■ REQUIREMENTS:
A. According to the burnout article, how long has the founder been building Launch Kit?
B. Continue the burnout article from where it stops.

■ SOURCE:
++++++++
How I Avoid Burnout Running My Marketing Agency at 27

How I Avoid Burnout Running My Marketing Agency at 27

How I run my Grand Rapids, Michigan marketing agency in three speeds: forward, neutral, reverse. A founder's honest take on avoiding burnout.

Forward, Neutral, Reverse: How I Actually Run My Business

Something clicked for me this week.

After four years of building Launch Kit, I have stopped trying to run at full speed every single day. It does not work. Not long term. And this week gave me a perfect example of why.

If you are a small business owner or a founder who feels the pressure to grind every waking hour, this one is for you. Here is how I actually run my weeks, and why learning to read my own energy has kept me consistent when most people burn out.

The Three Speeds Every Founder Should Know

Here is the framework I keep coming back to. At any given moment, I am operating in one of three speeds.

  1. Forward. Full tank. I am ready to dive into a project, get into a flow state, and burn it. This is when the real building happens.
  2. Neutral. Feeling a little ambitious but not sure where to point the energy. This is when I watch inspirational content, other founders, other creators. It helps me gear up.
  3. Reverse. Running on empty. This is when I need to step back, recharge, and protect tomorrow.

Your brain is a muscle. We do not have infinite energy. If I tried to train upper body or run all day, of course I would be fatigued. Working out your brain all day is no different.
++++++++
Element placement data

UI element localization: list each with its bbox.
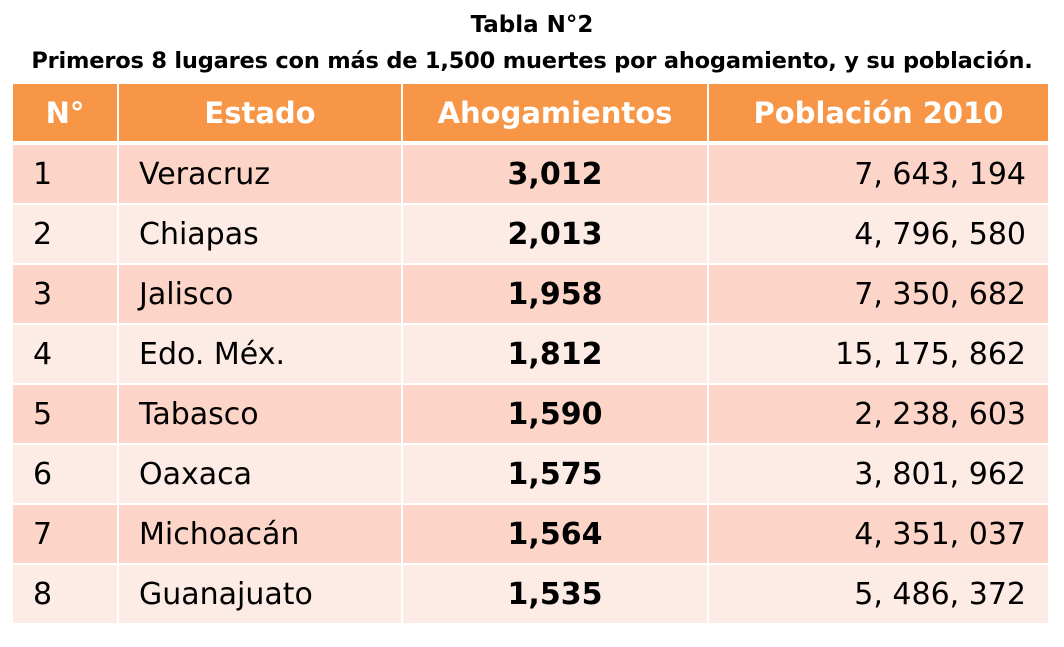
row-poblacion: 7, 350, 682 (708, 263, 1048, 324)
row-estado: Edo. Méx. (118, 323, 403, 384)
row-ahogamientos: 1,575 (402, 443, 709, 504)
drowning-table: N° Estado Ahogamientos Población 2010 1 … (13, 84, 1048, 623)
header-ahogamientos: Ahogamientos (402, 84, 709, 143)
row-number: 1 (13, 142, 119, 204)
row-number: 2 (13, 203, 119, 264)
header-number: N° (13, 84, 119, 143)
row-ahogamientos: 2,013 (402, 203, 709, 264)
row-estado: Jalisco (118, 263, 403, 324)
header-poblacion: Población 2010 (708, 84, 1048, 143)
row-estado: Michoacán (118, 503, 403, 564)
row-poblacion: 5, 486, 372 (708, 563, 1048, 623)
row-estado: Guanajuato (118, 563, 403, 623)
row-estado: Chiapas (118, 203, 403, 264)
row-number: 7 (13, 503, 119, 564)
row-estado: Veracruz (118, 142, 403, 204)
row-poblacion: 4, 351, 037 (708, 503, 1048, 564)
row-poblacion: 7, 643, 194 (708, 142, 1048, 204)
table-row: 1 Veracruz 3,012 7, 643, 194 (13, 142, 1048, 204)
row-estado: Oaxaca (118, 443, 403, 504)
row-poblacion: 15, 175, 862 (708, 323, 1048, 384)
row-number: 4 (13, 323, 119, 384)
table-row: 2 Chiapas 2,013 4, 796, 580 (13, 203, 1048, 264)
row-number: 5 (13, 383, 119, 444)
table-title: Tabla N°2 (470, 12, 594, 38)
table-row: 4 Edo. Méx. 1,812 15, 175, 862 (13, 323, 1048, 384)
table-row: 3 Jalisco 1,958 7, 350, 682 (13, 263, 1048, 324)
table-row: 7 Michoacán 1,564 4, 351, 037 (13, 503, 1048, 564)
row-poblacion: 2, 238, 603 (708, 383, 1048, 444)
row-number: 3 (13, 263, 119, 324)
row-poblacion: 4, 796, 580 (708, 203, 1048, 264)
row-poblacion: 3, 801, 962 (708, 443, 1048, 504)
table-row: 6 Oaxaca 1,575 3, 801, 962 (13, 443, 1048, 504)
table-subtitle: Primeros 8 lugares con más de 1,500 muer… (31, 48, 1033, 74)
table-row: 8 Guanajuato 1,535 5, 486, 372 (13, 563, 1048, 623)
row-ahogamientos: 1,535 (402, 563, 709, 623)
table-row: 5 Tabasco 1,590 2, 238, 603 (13, 383, 1048, 444)
row-number: 6 (13, 443, 119, 504)
row-ahogamientos: 3,012 (402, 142, 709, 204)
row-ahogamientos: 1,812 (402, 323, 709, 384)
row-ahogamientos: 1,590 (402, 383, 709, 444)
row-ahogamientos: 1,564 (402, 503, 709, 564)
header-estado: Estado (118, 84, 403, 143)
row-ahogamientos: 1,958 (402, 263, 709, 324)
row-number: 8 (13, 563, 119, 623)
row-estado: Tabasco (118, 383, 403, 444)
header-row: N° Estado Ahogamientos Población 2010 (13, 84, 1048, 143)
++++++++
■ ANSWERS FOR THIS EXERCISE:
A. Four years.

B.
The skill is not pushing harder. The skill is self awareness. Knowing which speed you are in, and being honest about it.

"When people do not learn this, I think this is what leads to the stories of burnout. The 18 hour founder hustle work life is not sustainable."

What Reverse Actually Looked Like This Week

Monday night I recorded a clip with my gas tank completely on E. You could probably tell. I had been locked in at the office all day. Productive day. Knocked out a bunch of my to do list, sent a pile of messages. But by 5:30 my brain was cooked.

So I made a choice. No computer that night.

Instead, Ellen cooked us up a steak, some asparagus, potatoes, and we had a glass of red wine. We did a few of Steven Bartlett's conversation cards. Read some fiction, not non fiction. Got a good night of sleep.

Then something interesting happened.

The next morning I woke up fresh. And the projects that felt heavy the day before suddenly seemed 10 times more simple. There was a clear path to an answer. Nothing about the work changed. Only my energy did.

That is the whole point. Going backward on purpose is what let me go forward again.

Deep Work Blocks Are Not Optional

Here is one system that has kept the train on the tracks.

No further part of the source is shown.